- EXERCISE AIM -
Report the count of lines where the string "формуле" appears, and nothing else.

- DATA TO PROCESS -
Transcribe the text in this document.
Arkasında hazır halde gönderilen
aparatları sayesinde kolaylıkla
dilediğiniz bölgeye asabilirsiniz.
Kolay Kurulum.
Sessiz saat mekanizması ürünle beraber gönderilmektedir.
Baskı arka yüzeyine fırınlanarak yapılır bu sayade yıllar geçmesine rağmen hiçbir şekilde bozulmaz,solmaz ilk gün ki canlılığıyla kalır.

--

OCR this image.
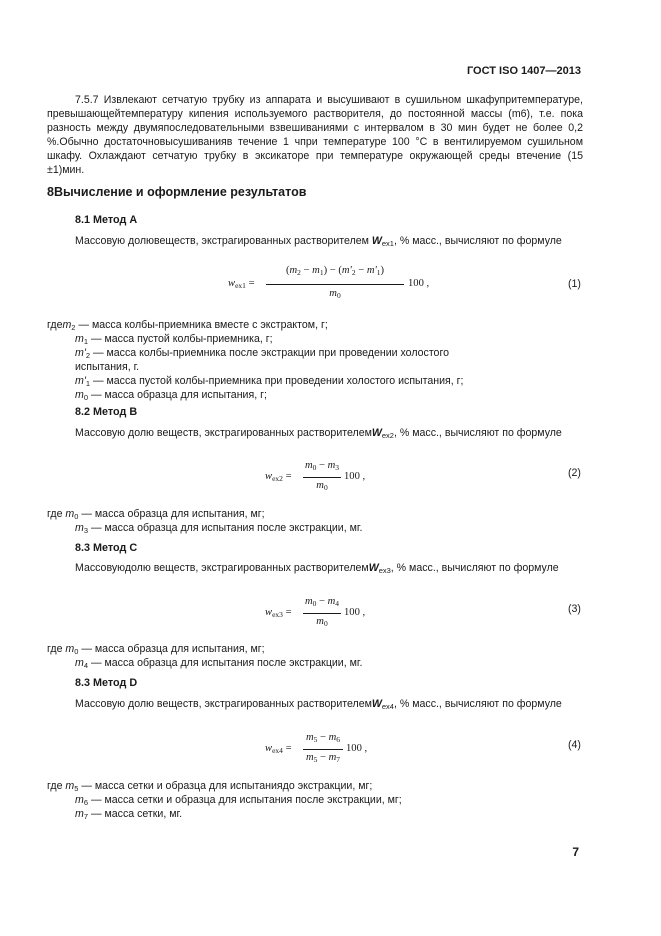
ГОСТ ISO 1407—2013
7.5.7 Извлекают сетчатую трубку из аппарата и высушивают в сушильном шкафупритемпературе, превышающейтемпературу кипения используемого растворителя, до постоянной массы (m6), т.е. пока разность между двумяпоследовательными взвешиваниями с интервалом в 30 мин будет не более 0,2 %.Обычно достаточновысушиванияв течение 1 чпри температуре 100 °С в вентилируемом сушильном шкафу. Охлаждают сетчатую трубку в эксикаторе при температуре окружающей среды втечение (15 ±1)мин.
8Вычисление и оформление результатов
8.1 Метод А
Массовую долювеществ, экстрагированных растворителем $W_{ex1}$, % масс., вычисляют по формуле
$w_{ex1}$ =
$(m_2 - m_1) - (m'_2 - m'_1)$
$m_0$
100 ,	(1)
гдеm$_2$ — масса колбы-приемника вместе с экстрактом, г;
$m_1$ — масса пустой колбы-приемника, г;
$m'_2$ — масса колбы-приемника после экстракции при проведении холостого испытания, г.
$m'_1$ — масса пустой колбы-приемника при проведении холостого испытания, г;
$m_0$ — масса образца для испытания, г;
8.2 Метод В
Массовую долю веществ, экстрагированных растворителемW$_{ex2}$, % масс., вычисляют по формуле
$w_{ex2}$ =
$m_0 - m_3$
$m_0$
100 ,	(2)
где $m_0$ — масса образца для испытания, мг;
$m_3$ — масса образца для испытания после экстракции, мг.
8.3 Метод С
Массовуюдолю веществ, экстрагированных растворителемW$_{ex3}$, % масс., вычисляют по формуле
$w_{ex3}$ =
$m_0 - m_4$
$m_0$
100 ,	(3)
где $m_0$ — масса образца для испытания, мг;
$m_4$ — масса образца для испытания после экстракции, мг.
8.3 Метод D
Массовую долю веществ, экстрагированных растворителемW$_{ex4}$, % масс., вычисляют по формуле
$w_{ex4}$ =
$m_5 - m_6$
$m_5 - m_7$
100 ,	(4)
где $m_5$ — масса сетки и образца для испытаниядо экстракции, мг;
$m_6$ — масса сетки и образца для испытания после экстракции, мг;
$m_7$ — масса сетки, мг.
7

- ANSWER TO THIS TASK -
4